— What you are asked to do —
Where a line of the material contains the string "Real", copy that line.

— Raw data —
· · · ·
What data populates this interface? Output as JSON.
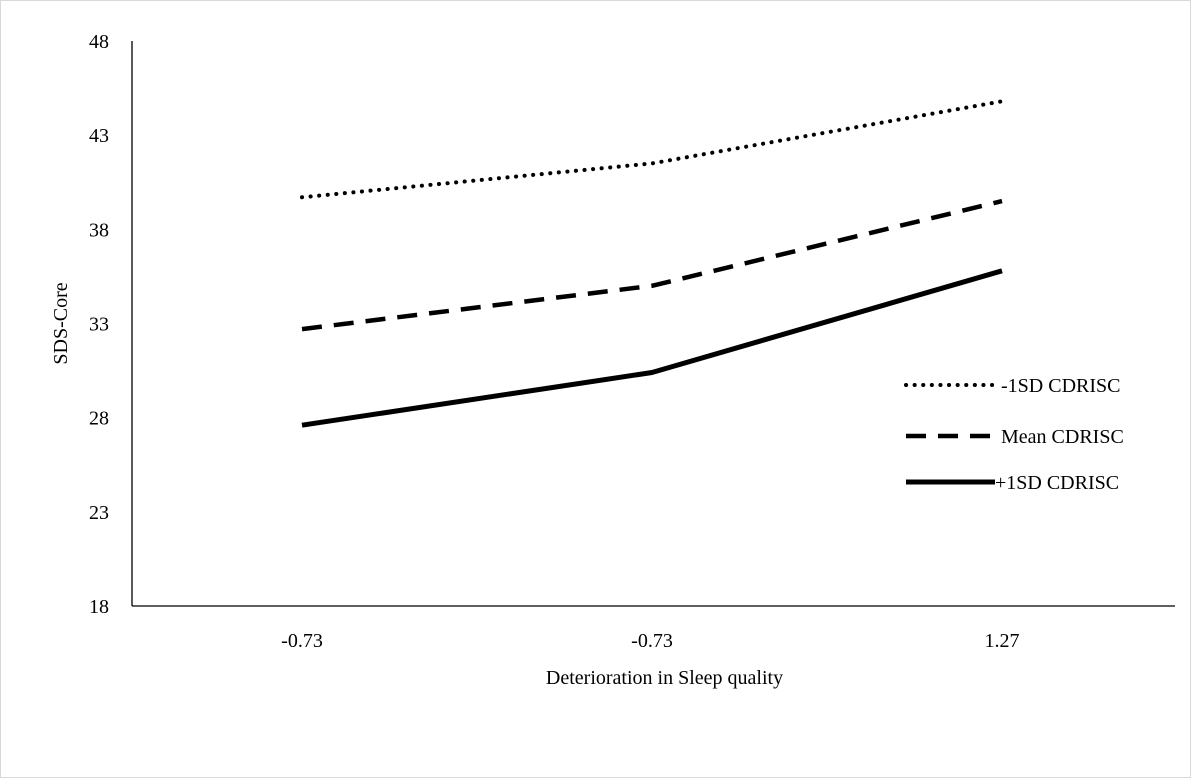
{
  "chart_data": {
    "type": "line",
    "title": "",
    "xlabel": "Deterioration in Sleep quality",
    "ylabel": "SDS-Core",
    "categories": [
      "-0.73",
      "-0.73",
      "1.27"
    ],
    "ylim": [
      18,
      48
    ],
    "yticks": [
      18,
      23,
      28,
      33,
      38,
      43,
      48
    ],
    "grid": false,
    "legend_position": "right",
    "series": [
      {
        "name": "-1SD CDRISC",
        "style": "dotted",
        "color": "#000000",
        "values": [
          39.7,
          41.5,
          44.8
        ]
      },
      {
        "name": "Mean CDRISC",
        "style": "dashed",
        "color": "#000000",
        "values": [
          32.7,
          35.0,
          39.5
        ]
      },
      {
        "name": "+1SD CDRISC",
        "style": "solid",
        "color": "#000000",
        "values": [
          27.6,
          30.4,
          35.8
        ]
      }
    ]
  }
}
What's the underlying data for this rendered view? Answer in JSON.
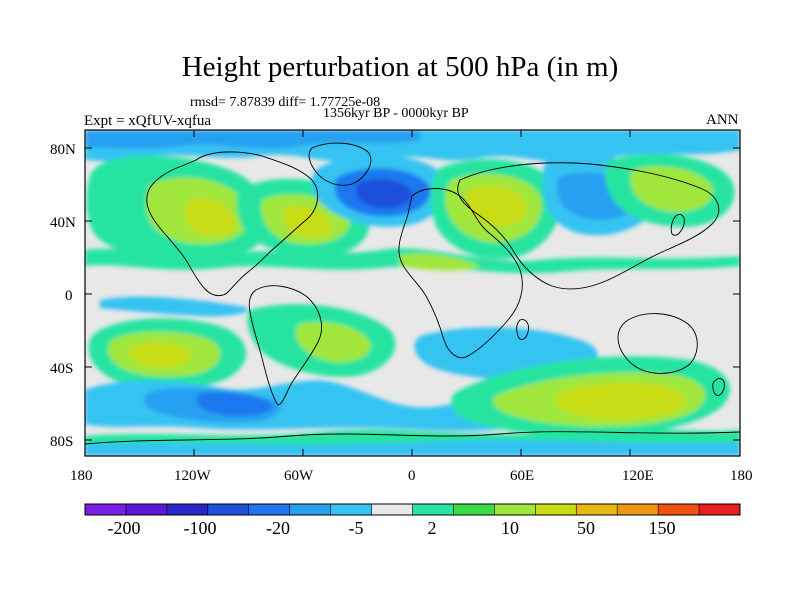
{
  "title": "Height perturbation at 500 hPa (in m)",
  "stats": "rmsd= 7.87839 diff= 1.77725e-08",
  "period": "1356kyr BP - 0000kyr BP",
  "experiment": "Expt = xQfUV-xqfua",
  "season": "ANN",
  "map": {
    "projection": "cylindrical-equidistant",
    "lon_range": [
      -180,
      180
    ],
    "lat_range": [
      -90,
      90
    ],
    "x_ticks": [
      "180",
      "120W",
      "60W",
      "0",
      "60E",
      "120E",
      "180"
    ],
    "y_ticks": [
      "80N",
      "40N",
      "0",
      "40S",
      "80S"
    ],
    "background_color": "#e8e8e8"
  },
  "colorbar": {
    "colors": [
      "#7a1fe6",
      "#5a18d6",
      "#2828c8",
      "#1e50dc",
      "#1e78ee",
      "#28a0f0",
      "#36c3f2",
      "#e8e8e8",
      "#28e4a0",
      "#3cdc46",
      "#a0e63c",
      "#c8dc18",
      "#e8b814",
      "#f09614",
      "#f05014",
      "#e81e1e"
    ],
    "labels": [
      "-200",
      "-100",
      "-20",
      "-5",
      "2",
      "10",
      "50",
      "150"
    ]
  }
}
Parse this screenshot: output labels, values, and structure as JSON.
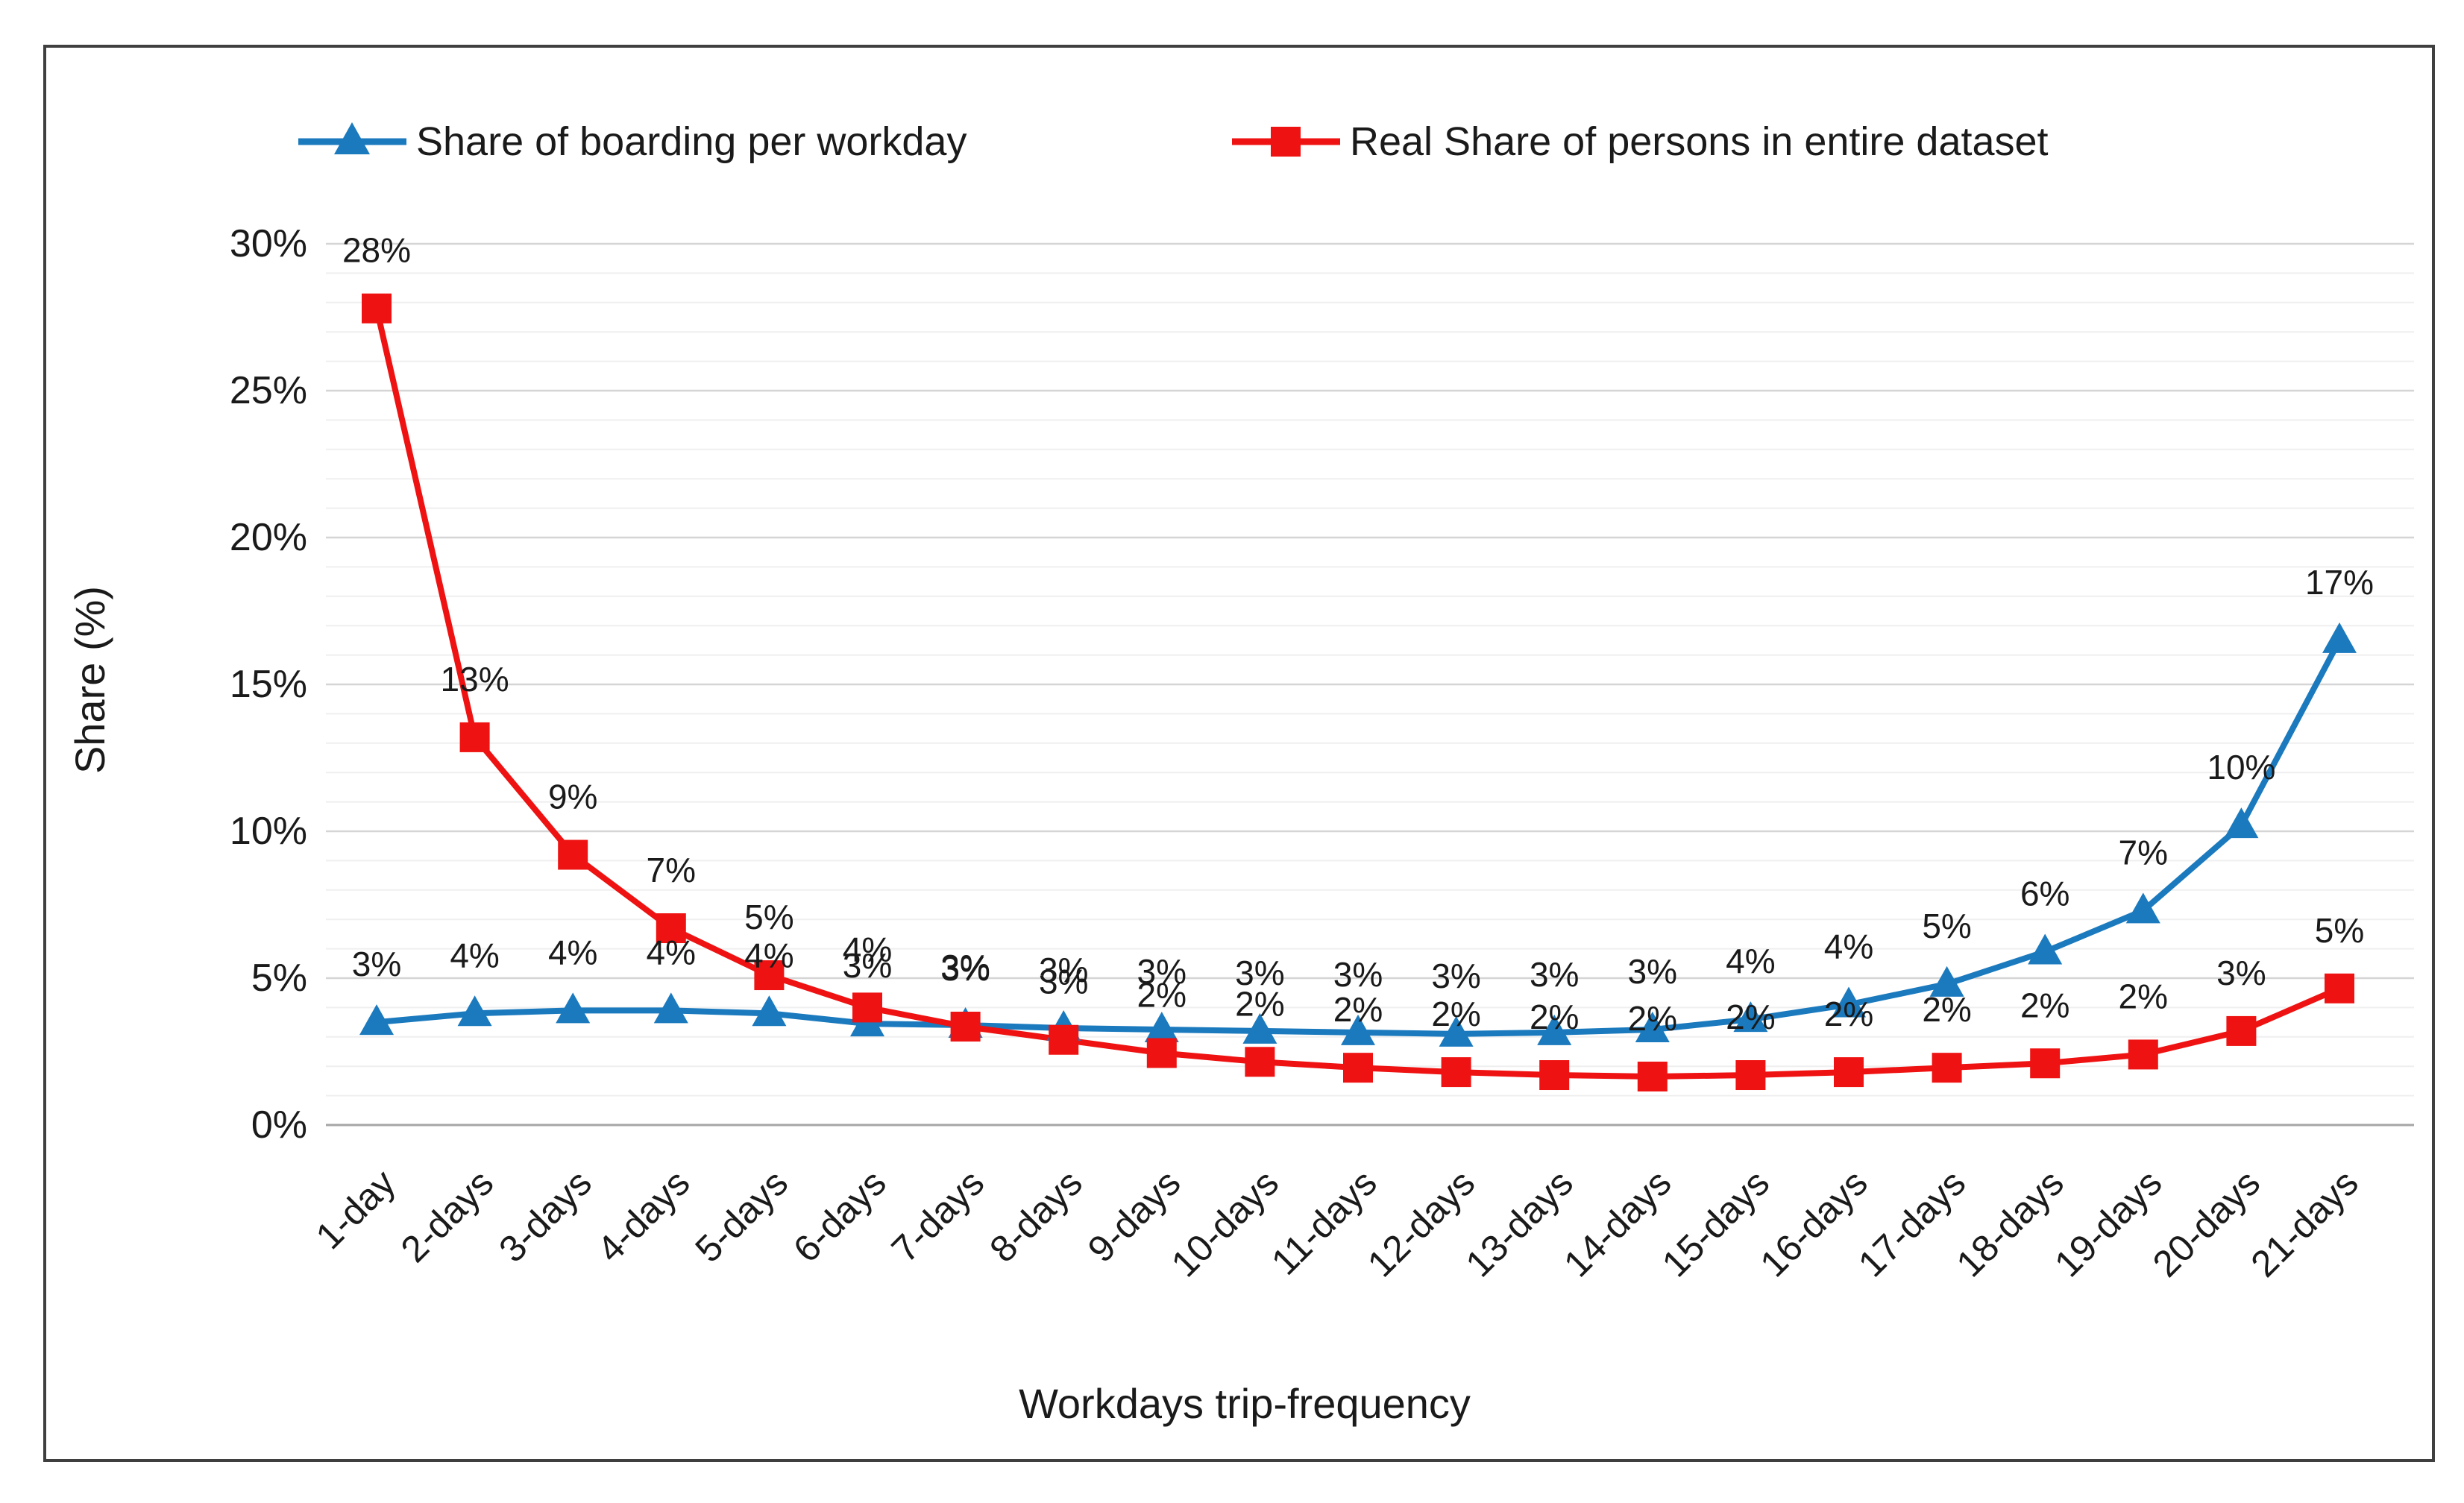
{
  "figure": {
    "background": "#ffffff",
    "border_color": "#3f3f3f"
  },
  "legend": {
    "items": [
      {
        "label": "Share of boarding per workday",
        "marker": "triangle",
        "color": "#1b7abe"
      },
      {
        "label": "Real Share of persons in entire dataset",
        "marker": "square",
        "color": "#ee1312"
      }
    ]
  },
  "chart_data": {
    "type": "line",
    "title": "",
    "xlabel": "Workdays trip-frequency",
    "ylabel": "Share (%)",
    "ylim": [
      0,
      30
    ],
    "ytick_major_step": 5,
    "ytick_minor_step": 1,
    "ytick_labels": [
      "0%",
      "5%",
      "10%",
      "15%",
      "20%",
      "25%",
      "30%"
    ],
    "grid": "on",
    "legend_position": "top",
    "categories": [
      "1-day",
      "2-days",
      "3-days",
      "4-days",
      "5-days",
      "6-days",
      "7-days",
      "8-days",
      "9-days",
      "10-days",
      "11-days",
      "12-days",
      "13-days",
      "14-days",
      "15-days",
      "16-days",
      "17-days",
      "18-days",
      "19-days",
      "20-days",
      "21-days"
    ],
    "series": [
      {
        "name": "Share of boarding per workday",
        "color": "#1b7abe",
        "marker": "triangle",
        "values": [
          3.5,
          3.8,
          3.9,
          3.9,
          3.8,
          3.45,
          3.4,
          3.3,
          3.25,
          3.2,
          3.15,
          3.1,
          3.15,
          3.25,
          3.6,
          4.1,
          4.8,
          5.9,
          7.3,
          10.2,
          16.5
        ],
        "labels": [
          "3%",
          "4%",
          "4%",
          "4%",
          "4%",
          "3%",
          "3%",
          "3%",
          "3%",
          "3%",
          "3%",
          "3%",
          "3%",
          "3%",
          "4%",
          "4%",
          "5%",
          "6%",
          "7%",
          "10%",
          "17%"
        ]
      },
      {
        "name": "Real Share of persons in entire dataset",
        "color": "#ee1312",
        "marker": "square",
        "values": [
          27.8,
          13.2,
          9.2,
          6.7,
          5.1,
          4.0,
          3.35,
          2.9,
          2.45,
          2.15,
          1.95,
          1.8,
          1.7,
          1.65,
          1.7,
          1.8,
          1.95,
          2.1,
          2.4,
          3.2,
          4.65
        ],
        "labels": [
          "28%",
          "13%",
          "9%",
          "7%",
          "5%",
          "4%",
          "3%",
          "3%",
          "2%",
          "2%",
          "2%",
          "2%",
          "2%",
          "2%",
          "2%",
          "2%",
          "2%",
          "2%",
          "2%",
          "3%",
          "5%"
        ]
      }
    ],
    "grid_colors": {
      "minor": "#efefef",
      "major": "#d5d5d5",
      "axis": "#a6a6a6"
    }
  }
}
· · · ·
— Solution for this task —
        "label": "Real Share of persons in entire dataset",
        "name": "Real Share of persons in entire dataset",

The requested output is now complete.